> _Task to carry out_:
Reproduce exactly, with no other output, every line of the data below from the line containing "Parse this screenshot: output" to the end, inclusive.

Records
--- start ---
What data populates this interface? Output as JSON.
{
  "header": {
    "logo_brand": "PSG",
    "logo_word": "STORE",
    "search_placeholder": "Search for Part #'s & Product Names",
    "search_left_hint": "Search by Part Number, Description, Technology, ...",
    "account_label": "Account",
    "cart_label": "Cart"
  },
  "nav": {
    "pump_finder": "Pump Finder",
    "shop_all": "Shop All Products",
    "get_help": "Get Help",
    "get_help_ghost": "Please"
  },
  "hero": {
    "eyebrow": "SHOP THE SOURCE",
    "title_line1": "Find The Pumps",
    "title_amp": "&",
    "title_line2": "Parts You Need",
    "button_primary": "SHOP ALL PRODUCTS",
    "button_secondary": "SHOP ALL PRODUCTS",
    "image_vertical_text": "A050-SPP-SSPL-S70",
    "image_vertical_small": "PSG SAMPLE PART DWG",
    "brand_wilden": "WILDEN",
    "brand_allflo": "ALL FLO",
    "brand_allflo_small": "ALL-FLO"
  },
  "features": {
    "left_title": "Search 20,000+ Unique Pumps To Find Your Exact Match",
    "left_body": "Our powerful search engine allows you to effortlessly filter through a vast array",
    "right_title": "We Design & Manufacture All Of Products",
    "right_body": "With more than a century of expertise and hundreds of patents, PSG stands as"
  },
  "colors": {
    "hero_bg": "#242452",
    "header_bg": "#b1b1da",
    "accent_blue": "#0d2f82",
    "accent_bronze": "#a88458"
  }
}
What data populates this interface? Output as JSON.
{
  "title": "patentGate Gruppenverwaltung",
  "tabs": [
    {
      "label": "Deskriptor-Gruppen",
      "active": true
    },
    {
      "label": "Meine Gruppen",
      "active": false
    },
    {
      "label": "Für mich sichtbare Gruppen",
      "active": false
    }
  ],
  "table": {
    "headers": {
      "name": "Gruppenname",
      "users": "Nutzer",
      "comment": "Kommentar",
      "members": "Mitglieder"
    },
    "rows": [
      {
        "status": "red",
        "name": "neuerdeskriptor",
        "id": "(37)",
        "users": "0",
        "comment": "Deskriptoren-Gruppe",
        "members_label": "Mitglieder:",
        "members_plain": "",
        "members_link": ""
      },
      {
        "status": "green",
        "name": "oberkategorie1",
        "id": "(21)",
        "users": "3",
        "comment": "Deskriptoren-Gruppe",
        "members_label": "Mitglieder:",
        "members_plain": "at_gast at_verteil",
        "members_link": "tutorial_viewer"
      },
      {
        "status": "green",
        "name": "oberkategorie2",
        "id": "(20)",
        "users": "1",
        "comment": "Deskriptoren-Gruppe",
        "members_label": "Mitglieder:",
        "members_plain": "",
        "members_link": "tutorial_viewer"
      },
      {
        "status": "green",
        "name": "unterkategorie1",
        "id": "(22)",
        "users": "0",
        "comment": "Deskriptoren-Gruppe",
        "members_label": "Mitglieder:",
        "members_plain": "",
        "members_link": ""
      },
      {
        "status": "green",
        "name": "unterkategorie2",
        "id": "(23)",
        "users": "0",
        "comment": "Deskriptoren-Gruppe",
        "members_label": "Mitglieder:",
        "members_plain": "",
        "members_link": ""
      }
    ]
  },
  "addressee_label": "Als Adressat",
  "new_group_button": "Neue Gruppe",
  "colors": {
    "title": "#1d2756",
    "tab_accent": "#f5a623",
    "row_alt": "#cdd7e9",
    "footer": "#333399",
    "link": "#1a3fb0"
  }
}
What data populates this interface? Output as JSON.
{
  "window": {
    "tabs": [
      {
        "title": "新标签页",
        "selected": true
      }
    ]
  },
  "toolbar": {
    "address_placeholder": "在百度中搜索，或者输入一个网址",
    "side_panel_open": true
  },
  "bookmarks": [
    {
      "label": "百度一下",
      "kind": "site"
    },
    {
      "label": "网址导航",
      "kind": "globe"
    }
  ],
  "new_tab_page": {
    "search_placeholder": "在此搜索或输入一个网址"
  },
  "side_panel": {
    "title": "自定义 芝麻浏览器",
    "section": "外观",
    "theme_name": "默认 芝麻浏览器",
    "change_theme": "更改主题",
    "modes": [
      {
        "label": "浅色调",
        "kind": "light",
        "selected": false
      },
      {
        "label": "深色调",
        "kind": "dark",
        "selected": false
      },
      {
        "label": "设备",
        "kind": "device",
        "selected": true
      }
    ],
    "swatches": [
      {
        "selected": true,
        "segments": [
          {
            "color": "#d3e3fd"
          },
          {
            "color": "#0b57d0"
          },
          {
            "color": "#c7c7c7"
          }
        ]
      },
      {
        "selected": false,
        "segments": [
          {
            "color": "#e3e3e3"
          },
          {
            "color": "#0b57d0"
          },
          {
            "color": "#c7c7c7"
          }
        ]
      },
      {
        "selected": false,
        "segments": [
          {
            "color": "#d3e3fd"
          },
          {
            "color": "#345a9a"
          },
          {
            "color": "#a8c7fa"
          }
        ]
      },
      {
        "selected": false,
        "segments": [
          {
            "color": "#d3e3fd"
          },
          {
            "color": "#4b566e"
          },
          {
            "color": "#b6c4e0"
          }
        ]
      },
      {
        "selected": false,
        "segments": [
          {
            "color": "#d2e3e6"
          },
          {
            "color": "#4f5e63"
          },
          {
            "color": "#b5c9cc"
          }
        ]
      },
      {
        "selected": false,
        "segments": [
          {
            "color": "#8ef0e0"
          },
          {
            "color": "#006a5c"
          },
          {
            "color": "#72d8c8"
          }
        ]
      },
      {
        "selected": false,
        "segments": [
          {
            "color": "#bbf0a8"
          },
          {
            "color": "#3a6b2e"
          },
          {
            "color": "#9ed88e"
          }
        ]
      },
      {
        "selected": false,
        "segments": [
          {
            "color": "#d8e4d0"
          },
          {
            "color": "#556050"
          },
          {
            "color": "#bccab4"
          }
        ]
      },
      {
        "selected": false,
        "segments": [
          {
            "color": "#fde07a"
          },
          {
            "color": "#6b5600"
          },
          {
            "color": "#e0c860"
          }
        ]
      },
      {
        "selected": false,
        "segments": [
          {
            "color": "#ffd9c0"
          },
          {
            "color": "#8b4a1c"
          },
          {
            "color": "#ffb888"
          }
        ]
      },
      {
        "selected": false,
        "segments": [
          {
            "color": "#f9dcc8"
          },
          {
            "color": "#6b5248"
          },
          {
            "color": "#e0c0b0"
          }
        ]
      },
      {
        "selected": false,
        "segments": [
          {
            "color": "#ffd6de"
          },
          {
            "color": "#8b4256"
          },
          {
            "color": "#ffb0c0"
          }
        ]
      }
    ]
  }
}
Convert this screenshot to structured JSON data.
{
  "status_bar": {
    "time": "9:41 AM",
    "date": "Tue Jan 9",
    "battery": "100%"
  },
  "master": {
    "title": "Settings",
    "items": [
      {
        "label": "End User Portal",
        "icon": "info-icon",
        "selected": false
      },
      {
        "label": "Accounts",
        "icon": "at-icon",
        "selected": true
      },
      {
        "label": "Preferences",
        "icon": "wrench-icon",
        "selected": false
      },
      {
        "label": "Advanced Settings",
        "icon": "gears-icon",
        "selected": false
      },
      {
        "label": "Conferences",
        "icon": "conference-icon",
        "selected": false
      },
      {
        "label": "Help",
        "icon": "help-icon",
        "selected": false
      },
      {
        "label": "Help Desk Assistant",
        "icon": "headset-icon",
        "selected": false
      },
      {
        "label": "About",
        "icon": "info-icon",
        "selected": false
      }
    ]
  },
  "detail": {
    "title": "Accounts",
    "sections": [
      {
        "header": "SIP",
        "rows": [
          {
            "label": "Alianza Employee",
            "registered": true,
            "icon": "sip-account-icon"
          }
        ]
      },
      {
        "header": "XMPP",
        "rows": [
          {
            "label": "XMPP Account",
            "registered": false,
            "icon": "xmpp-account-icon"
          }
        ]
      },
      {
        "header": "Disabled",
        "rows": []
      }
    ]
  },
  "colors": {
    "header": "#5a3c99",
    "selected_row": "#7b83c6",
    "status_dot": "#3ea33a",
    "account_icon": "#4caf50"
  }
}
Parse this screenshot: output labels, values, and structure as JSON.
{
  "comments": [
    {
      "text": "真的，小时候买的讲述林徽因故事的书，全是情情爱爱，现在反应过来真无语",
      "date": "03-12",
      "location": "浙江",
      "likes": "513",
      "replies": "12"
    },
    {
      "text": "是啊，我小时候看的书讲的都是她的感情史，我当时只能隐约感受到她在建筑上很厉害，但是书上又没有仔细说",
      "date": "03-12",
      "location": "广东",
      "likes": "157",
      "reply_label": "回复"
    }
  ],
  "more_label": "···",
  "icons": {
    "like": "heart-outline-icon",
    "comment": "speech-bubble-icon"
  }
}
--- end ---
> _Reply_:
Parse this screenshot: output labels, values, and structure as JSON.
{
  "comments": [
    {
      "text": "真的，小时候买的讲述林徽因故事的书，全是情情爱爱，现在反应过来真无语",
      "date": "03-12",
      "location": "浙江",
      "likes": "513",
      "replies": "12"
    },
    {
      "text": "是啊，我小时候看的书讲的都是她的感情史，我当时只能隐约感受到她在建筑上很厉害，但是书上又没有仔细说",
      "date": "03-12",
      "location": "广东",
      "likes": "157",
      "reply_label": "回复"
    }
  ],
  "more_label": "···",
  "icons": {
    "like": "heart-outline-icon",
    "comment": "speech-bubble-icon"
  }
}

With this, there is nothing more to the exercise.